• **DIRECTIONS FOR THIS TASK**
Tally the lines that hold the string "name", and reply with the count alone.

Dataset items
-.-.-

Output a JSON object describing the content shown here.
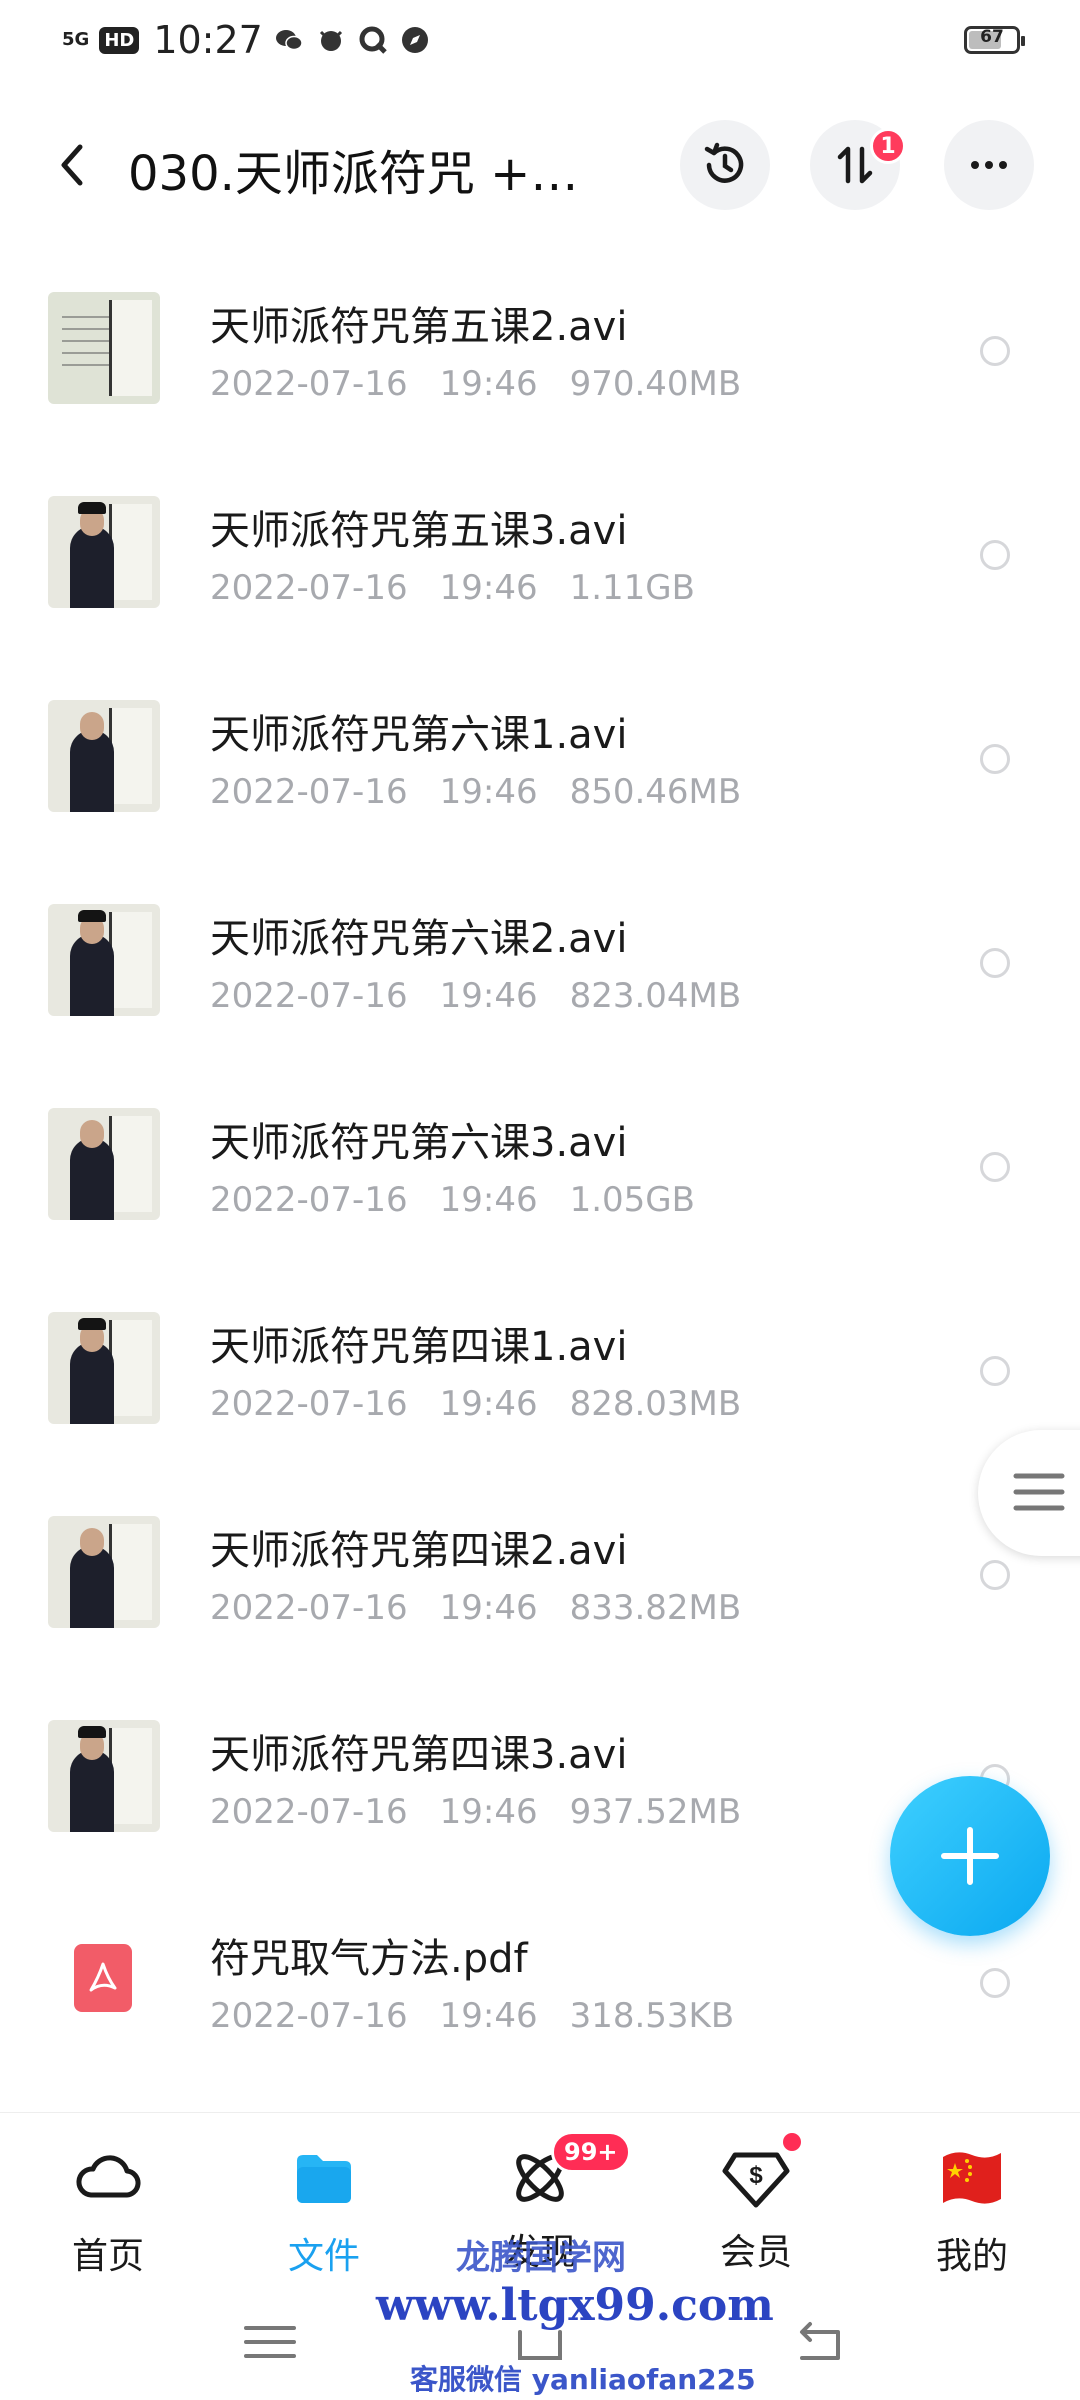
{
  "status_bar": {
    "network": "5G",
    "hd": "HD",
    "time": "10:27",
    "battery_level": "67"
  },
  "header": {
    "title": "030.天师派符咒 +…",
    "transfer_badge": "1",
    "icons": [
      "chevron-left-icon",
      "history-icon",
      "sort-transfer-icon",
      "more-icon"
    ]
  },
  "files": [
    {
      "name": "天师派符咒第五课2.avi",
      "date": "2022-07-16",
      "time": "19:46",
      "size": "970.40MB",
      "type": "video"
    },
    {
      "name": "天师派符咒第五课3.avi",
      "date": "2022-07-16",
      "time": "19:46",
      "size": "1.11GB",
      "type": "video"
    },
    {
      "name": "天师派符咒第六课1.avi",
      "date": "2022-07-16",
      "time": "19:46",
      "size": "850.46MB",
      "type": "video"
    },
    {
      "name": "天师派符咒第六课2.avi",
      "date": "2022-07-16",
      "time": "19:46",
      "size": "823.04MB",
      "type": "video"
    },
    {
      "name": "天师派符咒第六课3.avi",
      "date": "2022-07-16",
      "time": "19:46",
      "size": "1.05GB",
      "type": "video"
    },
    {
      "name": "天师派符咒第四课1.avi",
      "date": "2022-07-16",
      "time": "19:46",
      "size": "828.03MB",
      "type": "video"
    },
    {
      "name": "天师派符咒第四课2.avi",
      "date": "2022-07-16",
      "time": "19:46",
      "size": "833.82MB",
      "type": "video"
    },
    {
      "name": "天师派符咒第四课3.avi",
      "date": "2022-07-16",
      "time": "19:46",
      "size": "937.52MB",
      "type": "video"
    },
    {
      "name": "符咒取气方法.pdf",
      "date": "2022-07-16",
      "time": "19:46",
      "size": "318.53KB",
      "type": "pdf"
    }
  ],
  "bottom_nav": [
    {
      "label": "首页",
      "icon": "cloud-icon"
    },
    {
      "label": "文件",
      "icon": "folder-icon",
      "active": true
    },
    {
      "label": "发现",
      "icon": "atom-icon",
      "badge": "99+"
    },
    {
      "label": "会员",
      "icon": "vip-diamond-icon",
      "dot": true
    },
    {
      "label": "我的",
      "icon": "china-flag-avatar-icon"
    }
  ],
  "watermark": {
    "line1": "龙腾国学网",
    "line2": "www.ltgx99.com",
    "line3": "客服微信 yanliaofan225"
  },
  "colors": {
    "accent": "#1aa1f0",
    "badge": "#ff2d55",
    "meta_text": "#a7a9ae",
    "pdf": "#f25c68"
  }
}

-.-.-

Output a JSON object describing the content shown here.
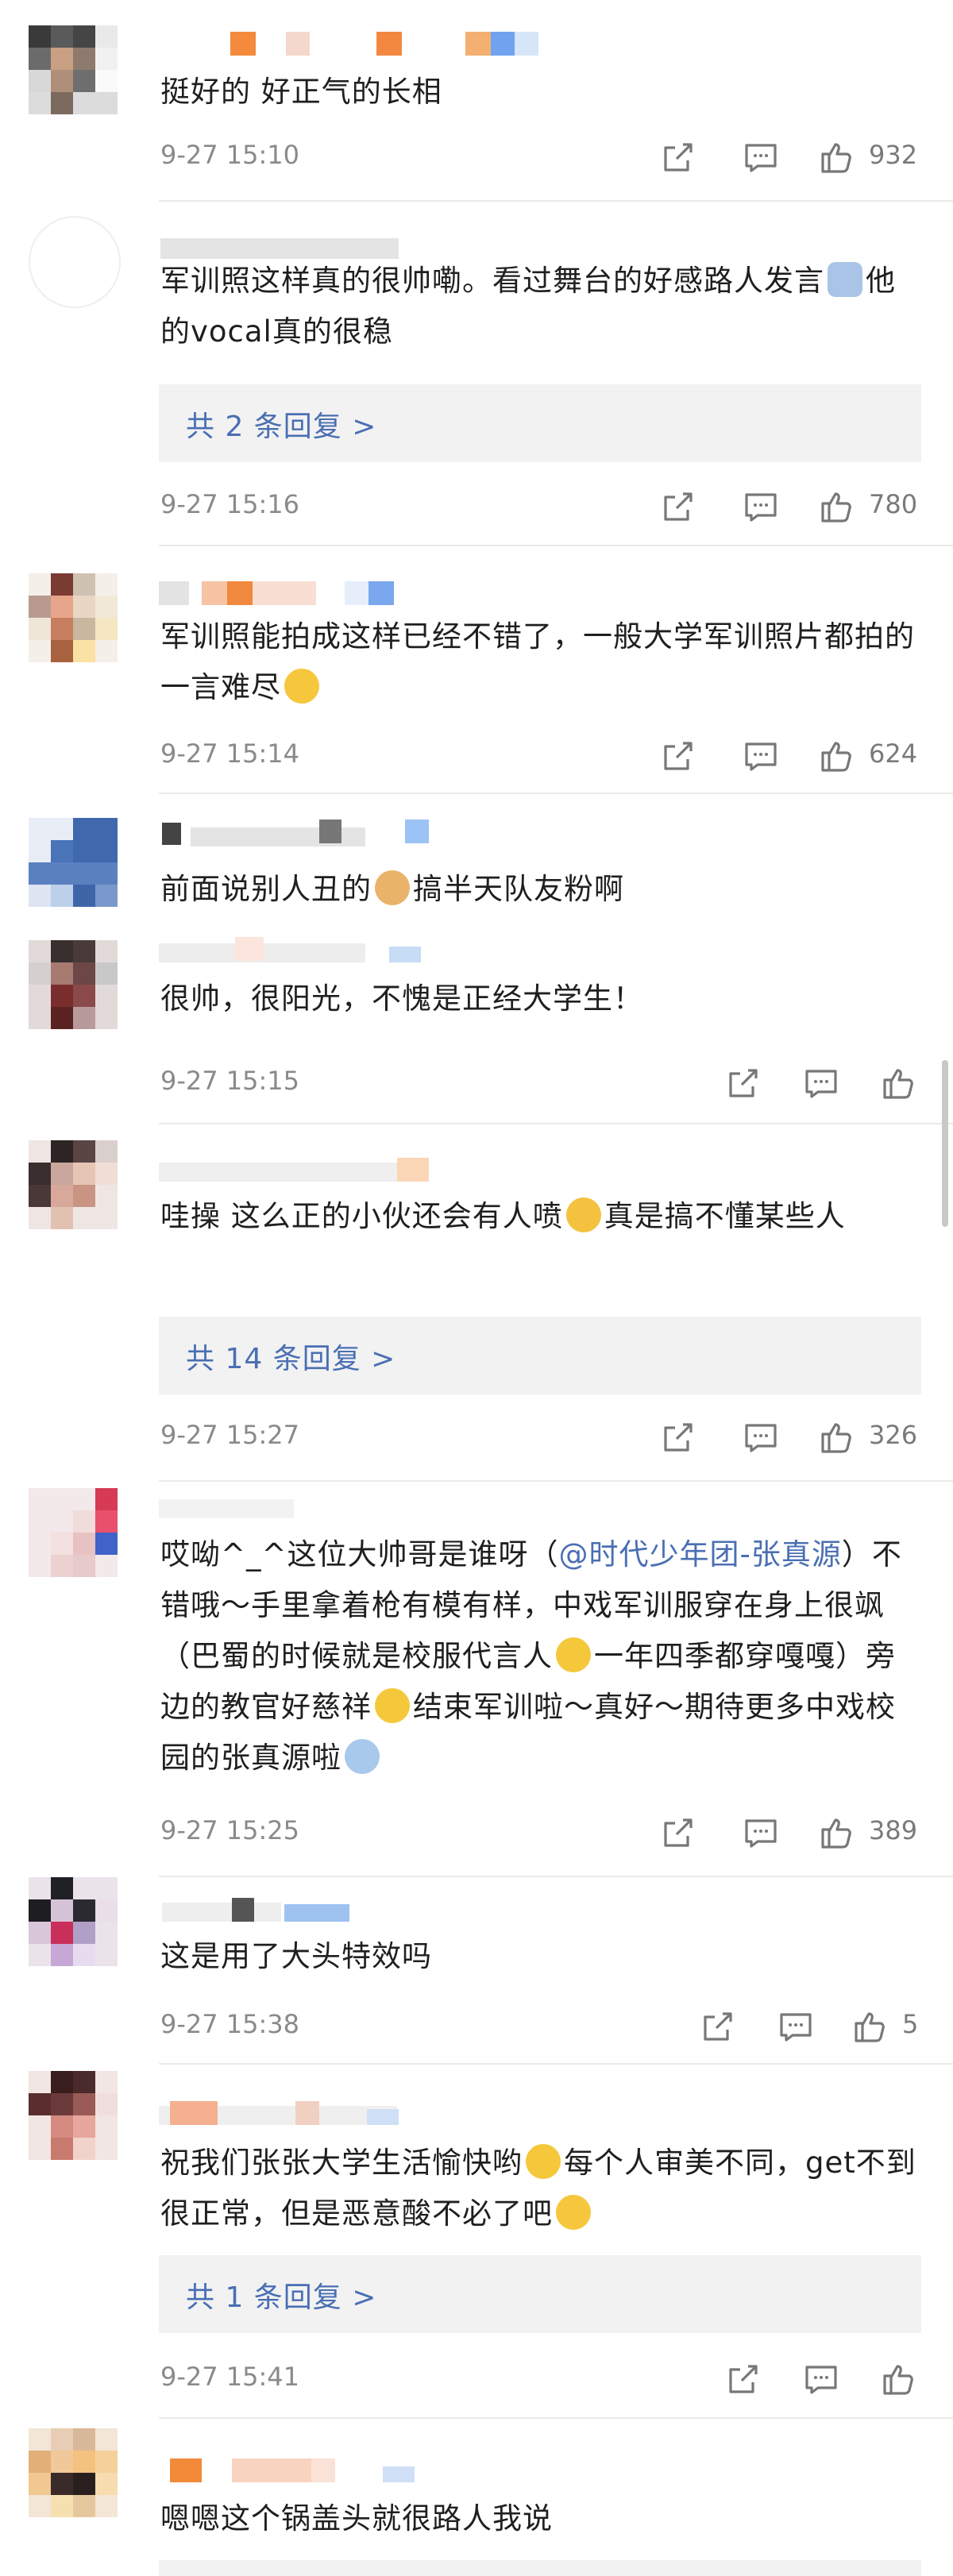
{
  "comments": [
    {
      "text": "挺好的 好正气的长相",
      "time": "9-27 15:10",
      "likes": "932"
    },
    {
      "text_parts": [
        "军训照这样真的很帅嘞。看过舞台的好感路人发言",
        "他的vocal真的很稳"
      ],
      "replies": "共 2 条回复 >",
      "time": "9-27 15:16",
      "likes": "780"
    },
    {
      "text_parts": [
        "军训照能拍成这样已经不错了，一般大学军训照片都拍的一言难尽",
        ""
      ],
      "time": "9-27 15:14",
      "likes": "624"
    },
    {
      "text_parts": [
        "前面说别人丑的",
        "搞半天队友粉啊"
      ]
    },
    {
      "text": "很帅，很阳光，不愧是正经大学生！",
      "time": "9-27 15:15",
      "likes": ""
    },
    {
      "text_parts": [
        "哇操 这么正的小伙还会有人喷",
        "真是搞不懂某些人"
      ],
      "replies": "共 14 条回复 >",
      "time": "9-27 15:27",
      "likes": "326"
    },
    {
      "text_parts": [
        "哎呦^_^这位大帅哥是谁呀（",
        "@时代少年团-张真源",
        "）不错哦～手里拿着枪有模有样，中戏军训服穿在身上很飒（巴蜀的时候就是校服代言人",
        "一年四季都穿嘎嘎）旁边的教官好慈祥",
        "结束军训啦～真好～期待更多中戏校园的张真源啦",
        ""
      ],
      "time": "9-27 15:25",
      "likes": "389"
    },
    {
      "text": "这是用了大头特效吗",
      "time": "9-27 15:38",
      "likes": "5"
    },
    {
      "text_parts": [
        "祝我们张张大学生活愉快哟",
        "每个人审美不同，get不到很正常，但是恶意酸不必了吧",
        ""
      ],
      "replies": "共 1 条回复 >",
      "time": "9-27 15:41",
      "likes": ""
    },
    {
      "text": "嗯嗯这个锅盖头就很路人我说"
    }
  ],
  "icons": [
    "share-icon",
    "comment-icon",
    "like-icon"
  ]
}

-.-.-

• **SOLUTION FOR THIS PROBLEM**
9